(Collected data)

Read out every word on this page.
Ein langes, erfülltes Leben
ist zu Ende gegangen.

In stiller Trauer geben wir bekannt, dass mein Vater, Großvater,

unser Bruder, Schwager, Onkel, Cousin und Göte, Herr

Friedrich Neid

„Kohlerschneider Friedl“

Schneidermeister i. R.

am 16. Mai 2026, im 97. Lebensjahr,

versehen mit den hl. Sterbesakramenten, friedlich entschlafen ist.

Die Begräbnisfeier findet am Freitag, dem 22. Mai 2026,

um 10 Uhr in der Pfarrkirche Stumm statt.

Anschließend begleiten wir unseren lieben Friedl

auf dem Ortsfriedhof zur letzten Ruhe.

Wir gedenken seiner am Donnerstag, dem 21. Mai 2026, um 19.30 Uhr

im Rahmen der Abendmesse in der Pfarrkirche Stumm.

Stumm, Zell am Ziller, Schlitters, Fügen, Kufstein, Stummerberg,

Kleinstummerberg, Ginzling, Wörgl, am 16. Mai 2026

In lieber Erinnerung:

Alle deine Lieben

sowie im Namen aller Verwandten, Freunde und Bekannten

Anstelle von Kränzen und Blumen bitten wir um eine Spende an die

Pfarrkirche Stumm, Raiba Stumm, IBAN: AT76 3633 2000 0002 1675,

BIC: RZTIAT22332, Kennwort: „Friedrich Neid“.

* * *

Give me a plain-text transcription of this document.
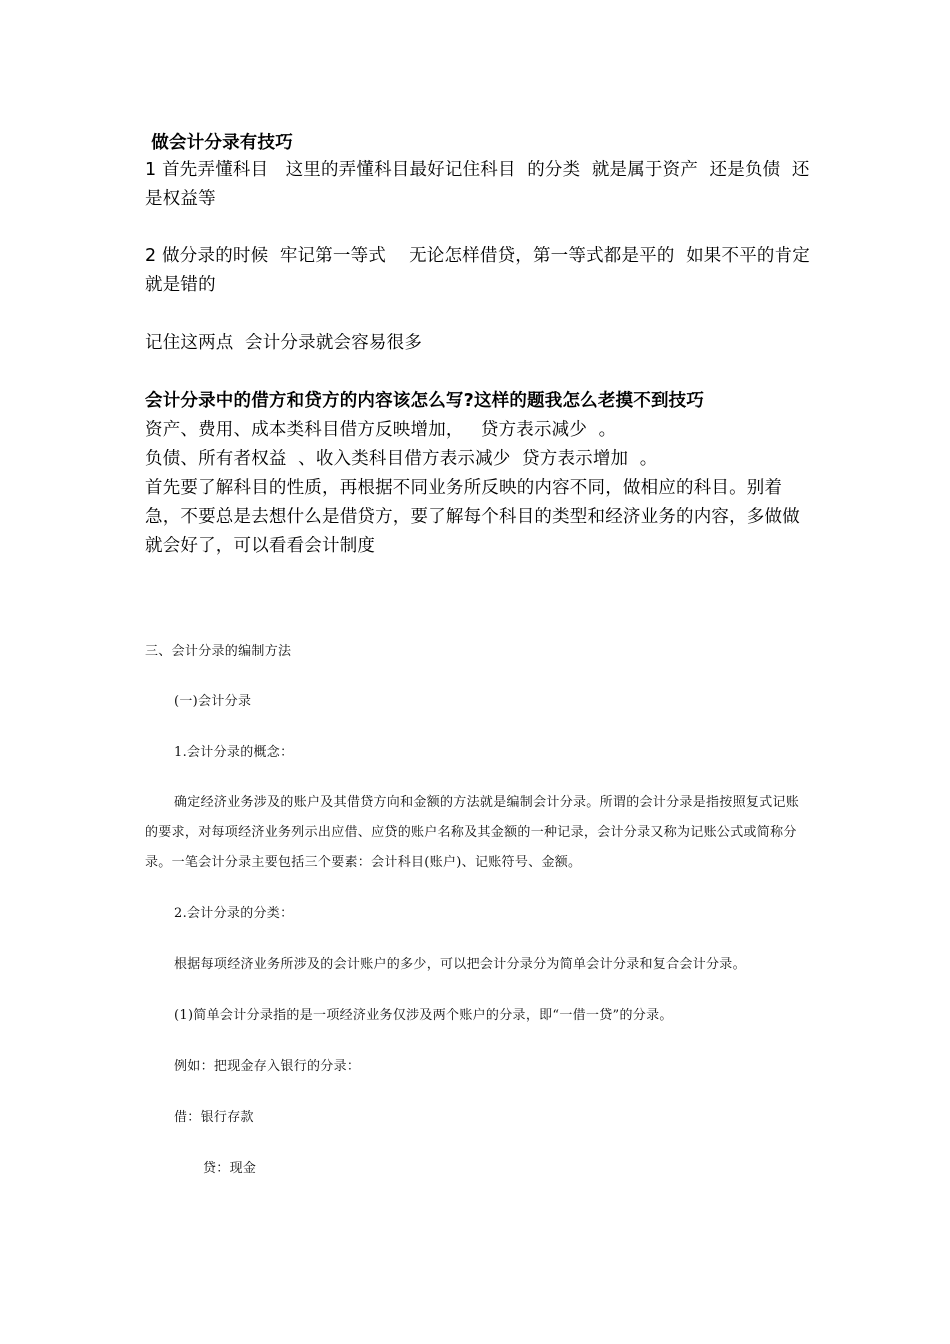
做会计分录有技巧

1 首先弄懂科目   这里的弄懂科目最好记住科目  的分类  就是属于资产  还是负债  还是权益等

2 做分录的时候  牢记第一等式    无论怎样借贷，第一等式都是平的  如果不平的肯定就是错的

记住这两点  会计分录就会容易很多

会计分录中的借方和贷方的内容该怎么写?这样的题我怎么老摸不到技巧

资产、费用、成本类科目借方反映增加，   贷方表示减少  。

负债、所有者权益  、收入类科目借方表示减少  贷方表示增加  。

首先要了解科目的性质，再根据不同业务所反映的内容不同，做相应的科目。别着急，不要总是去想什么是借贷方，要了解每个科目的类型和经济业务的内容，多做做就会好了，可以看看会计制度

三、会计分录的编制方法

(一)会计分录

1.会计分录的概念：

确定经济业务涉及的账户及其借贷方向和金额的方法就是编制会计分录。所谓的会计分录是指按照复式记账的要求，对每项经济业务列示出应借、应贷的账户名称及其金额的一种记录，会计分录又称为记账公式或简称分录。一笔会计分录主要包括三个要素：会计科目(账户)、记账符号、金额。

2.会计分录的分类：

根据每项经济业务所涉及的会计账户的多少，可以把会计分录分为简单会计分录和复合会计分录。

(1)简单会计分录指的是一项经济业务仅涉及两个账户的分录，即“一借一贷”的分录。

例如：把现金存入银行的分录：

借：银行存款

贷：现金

_Short exercise_
Wherever the string "Friedrich" appears in the entries above, list that line.

_Finished answer_
Friedrich Neid
BIC: RZTIAT22332, Kennwort: „Friedrich Neid“.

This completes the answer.